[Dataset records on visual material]
>> BEGIN
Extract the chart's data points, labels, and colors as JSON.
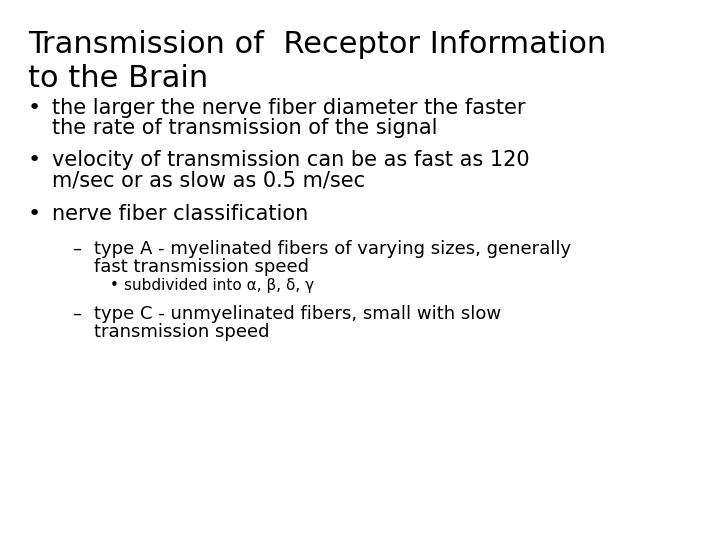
{
  "background_color": "#ffffff",
  "title_line1": "Transmission of  Receptor Information",
  "title_line2": "to the Brain",
  "title_fontsize": 22,
  "body_fontsize": 15,
  "sub_fontsize": 13,
  "subsub_fontsize": 11,
  "body_font": "DejaVu Sans",
  "text_color": "#000000",
  "bullet1_line1": "the larger the nerve fiber diameter the faster",
  "bullet1_line2": "the rate of transmission of the signal",
  "bullet2_line1": "velocity of transmission can be as fast as 120",
  "bullet2_line2": "m/sec or as slow as 0.5 m/sec",
  "bullet3": "nerve fiber classification",
  "sub1_line1": "type A - myelinated fibers of varying sizes, generally",
  "sub1_line2": "fast transmission speed",
  "subsub1": "subdivided into α, β, δ, γ",
  "sub2_line1": "type C - unmyelinated fibers, small with slow",
  "sub2_line2": "transmission speed"
}
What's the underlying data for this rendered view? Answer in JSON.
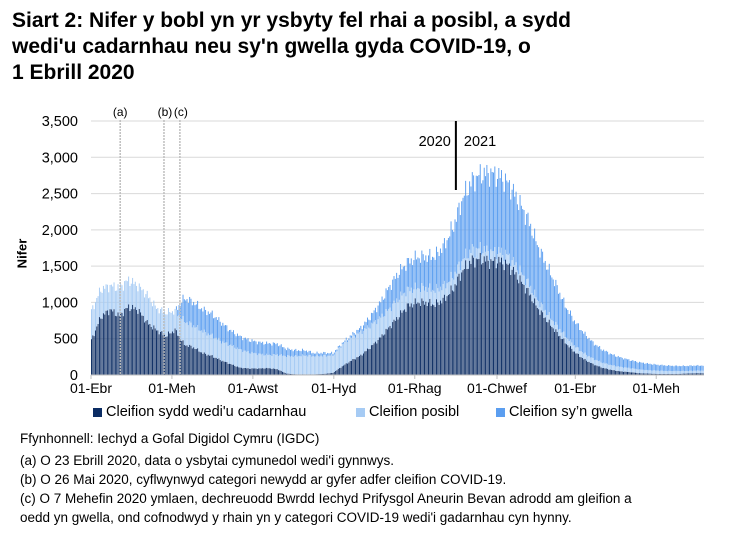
>> END
■ DIRECTIONS FOR THIS TASK:
Omit the pictures, and quote the material above exactly as given.

■ TASK RESPONSE:
Extract the chart's data points, labels, and colors as JSON.
{
  "background_color": "#ffffff",
  "title_line1": "Transmission of  Receptor Information",
  "title_line2": "to the Brain",
  "title_fontsize": 22,
  "body_fontsize": 15,
  "sub_fontsize": 13,
  "subsub_fontsize": 11,
  "body_font": "DejaVu Sans",
  "text_color": "#000000",
  "bullet1_line1": "the larger the nerve fiber diameter the faster",
  "bullet1_line2": "the rate of transmission of the signal",
  "bullet2_line1": "velocity of transmission can be as fast as 120",
  "bullet2_line2": "m/sec or as slow as 0.5 m/sec",
  "bullet3": "nerve fiber classification",
  "sub1_line1": "type A - myelinated fibers of varying sizes, generally",
  "sub1_line2": "fast transmission speed",
  "subsub1": "subdivided into α, β, δ, γ",
  "sub2_line1": "type C - unmyelinated fibers, small with slow",
  "sub2_line2": "transmission speed"
}
What's the underlying data for this rendered view? Answer in JSON.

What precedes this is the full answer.